Please list all lines of the material below in which the string "JSON" occurs.
------------
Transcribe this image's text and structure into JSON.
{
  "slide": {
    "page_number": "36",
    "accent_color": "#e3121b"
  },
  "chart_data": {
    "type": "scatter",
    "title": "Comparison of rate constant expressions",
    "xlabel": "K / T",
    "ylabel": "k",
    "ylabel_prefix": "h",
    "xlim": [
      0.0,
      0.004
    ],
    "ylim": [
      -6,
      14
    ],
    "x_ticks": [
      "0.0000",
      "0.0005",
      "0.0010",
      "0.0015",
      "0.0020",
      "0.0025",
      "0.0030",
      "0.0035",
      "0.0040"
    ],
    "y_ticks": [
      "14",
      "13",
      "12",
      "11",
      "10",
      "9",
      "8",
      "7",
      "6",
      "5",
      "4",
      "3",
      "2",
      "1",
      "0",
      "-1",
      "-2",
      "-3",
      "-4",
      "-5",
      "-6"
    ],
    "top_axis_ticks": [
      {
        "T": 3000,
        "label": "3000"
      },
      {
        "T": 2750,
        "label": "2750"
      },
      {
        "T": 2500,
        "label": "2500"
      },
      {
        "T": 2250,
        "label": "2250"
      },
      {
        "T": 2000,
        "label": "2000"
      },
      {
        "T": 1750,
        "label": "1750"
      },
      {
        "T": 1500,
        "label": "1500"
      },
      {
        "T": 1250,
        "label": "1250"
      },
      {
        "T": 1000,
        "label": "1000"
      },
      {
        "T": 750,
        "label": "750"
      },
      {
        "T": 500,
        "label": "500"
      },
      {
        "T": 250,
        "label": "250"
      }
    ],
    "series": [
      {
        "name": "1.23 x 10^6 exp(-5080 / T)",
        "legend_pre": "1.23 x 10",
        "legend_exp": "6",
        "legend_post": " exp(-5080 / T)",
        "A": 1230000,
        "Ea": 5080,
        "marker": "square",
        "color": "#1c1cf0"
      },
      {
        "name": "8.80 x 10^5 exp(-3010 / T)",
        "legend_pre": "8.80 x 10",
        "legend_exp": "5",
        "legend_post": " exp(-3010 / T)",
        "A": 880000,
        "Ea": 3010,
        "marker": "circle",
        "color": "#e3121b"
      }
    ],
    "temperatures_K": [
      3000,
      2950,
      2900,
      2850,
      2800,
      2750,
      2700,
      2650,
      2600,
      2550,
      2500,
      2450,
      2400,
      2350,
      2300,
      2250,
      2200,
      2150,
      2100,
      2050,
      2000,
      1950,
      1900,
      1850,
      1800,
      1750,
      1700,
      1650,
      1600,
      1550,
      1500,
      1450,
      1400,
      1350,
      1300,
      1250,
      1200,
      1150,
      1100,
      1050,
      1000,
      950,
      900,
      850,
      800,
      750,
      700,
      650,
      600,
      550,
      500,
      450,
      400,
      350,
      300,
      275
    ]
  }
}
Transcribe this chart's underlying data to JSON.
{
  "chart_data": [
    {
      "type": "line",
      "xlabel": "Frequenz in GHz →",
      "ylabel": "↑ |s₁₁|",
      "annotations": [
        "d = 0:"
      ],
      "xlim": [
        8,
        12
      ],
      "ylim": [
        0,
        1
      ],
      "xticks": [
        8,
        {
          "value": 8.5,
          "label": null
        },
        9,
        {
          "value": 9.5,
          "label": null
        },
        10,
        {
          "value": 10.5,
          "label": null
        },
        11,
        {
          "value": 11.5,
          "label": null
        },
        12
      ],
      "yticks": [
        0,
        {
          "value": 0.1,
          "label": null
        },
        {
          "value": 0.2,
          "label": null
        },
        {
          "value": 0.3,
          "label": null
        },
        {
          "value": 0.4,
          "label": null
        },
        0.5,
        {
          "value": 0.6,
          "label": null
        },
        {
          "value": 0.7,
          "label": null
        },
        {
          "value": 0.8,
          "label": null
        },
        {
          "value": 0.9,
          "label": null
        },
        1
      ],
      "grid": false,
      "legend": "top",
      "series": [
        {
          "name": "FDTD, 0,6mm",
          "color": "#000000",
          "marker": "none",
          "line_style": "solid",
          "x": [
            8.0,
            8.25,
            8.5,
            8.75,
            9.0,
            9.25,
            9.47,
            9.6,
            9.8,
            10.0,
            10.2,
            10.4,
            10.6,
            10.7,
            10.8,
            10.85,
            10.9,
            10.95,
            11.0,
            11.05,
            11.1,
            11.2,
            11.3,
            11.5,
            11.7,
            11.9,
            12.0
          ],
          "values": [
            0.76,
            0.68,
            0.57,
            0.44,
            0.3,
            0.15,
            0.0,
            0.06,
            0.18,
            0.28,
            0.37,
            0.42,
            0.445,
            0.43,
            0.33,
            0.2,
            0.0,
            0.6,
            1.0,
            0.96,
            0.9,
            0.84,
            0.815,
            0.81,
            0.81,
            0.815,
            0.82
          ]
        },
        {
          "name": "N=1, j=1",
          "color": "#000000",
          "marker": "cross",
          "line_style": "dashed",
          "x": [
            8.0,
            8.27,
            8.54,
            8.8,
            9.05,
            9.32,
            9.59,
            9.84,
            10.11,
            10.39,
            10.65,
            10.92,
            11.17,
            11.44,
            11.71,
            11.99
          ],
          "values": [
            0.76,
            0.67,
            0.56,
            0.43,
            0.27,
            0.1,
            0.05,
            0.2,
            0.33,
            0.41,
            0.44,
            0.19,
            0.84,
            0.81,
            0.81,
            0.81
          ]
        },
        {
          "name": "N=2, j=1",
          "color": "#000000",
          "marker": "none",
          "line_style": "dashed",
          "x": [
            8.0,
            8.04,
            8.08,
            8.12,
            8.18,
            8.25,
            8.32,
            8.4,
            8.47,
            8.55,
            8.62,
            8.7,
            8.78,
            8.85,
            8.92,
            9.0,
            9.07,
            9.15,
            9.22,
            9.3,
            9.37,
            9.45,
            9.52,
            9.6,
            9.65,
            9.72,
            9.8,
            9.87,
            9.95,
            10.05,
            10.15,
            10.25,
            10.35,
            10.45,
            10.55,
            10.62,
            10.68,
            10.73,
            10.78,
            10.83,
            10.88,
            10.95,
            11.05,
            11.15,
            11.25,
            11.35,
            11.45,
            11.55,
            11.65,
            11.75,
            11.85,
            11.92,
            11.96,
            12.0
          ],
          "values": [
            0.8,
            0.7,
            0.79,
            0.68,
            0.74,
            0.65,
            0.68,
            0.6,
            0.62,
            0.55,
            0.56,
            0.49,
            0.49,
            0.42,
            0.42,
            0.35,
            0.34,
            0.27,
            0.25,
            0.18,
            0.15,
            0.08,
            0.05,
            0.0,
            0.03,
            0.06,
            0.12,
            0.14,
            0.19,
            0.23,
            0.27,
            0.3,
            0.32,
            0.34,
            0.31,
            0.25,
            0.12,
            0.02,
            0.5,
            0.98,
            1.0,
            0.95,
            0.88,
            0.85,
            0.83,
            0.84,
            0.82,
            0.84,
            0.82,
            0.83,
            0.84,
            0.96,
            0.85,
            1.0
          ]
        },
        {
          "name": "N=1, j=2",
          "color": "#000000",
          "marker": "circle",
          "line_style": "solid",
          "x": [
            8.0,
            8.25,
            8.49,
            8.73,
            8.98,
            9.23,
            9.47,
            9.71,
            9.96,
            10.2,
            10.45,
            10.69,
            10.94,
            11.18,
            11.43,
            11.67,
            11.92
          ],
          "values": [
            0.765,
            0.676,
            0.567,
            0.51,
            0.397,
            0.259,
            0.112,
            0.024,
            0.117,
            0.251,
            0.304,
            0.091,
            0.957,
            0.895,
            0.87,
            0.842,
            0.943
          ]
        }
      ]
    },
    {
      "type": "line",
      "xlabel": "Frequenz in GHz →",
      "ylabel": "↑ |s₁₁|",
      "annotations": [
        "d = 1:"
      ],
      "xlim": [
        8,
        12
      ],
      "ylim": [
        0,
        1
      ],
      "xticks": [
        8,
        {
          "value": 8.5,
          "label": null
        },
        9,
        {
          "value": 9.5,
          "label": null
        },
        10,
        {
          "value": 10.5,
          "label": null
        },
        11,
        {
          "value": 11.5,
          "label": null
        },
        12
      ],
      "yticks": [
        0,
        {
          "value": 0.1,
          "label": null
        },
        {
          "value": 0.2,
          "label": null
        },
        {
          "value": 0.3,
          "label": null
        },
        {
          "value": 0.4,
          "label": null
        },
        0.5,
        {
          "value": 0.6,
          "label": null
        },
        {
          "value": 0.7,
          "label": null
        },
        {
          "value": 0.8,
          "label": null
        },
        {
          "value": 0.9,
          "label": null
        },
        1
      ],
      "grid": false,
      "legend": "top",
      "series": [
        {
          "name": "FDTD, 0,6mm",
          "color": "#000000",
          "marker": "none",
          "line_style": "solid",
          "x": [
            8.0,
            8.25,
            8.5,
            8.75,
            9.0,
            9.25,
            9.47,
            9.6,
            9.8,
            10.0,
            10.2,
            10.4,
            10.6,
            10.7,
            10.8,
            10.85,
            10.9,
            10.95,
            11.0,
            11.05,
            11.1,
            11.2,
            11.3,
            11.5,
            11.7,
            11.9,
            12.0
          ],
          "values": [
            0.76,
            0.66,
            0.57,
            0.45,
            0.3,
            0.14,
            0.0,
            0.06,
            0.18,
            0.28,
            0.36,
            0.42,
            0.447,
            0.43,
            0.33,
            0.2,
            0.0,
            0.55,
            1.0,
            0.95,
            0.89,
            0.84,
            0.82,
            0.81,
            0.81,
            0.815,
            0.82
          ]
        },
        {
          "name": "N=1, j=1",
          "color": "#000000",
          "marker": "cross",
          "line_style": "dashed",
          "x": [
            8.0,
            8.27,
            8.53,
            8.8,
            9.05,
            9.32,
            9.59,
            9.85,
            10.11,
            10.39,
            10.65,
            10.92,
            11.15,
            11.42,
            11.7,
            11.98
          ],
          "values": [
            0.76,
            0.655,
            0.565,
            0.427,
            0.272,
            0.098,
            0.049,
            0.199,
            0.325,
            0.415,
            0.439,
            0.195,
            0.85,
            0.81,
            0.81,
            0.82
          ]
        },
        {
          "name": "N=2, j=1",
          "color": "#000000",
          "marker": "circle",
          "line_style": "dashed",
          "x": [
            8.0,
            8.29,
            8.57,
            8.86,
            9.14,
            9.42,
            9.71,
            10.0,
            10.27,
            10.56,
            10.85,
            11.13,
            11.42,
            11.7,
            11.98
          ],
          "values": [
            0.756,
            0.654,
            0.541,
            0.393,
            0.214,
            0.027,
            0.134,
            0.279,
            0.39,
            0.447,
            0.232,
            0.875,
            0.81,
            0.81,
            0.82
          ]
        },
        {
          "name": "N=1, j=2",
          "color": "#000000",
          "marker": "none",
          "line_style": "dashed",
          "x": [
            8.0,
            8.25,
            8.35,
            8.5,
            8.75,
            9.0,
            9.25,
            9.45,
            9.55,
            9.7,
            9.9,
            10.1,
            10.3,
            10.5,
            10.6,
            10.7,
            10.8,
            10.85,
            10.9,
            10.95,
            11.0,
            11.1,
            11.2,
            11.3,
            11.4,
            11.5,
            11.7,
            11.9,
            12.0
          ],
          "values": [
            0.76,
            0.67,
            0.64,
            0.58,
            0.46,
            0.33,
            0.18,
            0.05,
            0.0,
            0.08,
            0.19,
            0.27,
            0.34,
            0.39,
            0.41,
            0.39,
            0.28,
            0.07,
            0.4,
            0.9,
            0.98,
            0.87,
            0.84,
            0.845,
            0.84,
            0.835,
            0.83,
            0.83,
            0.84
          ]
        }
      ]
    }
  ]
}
------------
◆ TASK ANSWER:
Transcribe this image's text and structure into JSON.
Transcribe this chart's underlying data to JSON.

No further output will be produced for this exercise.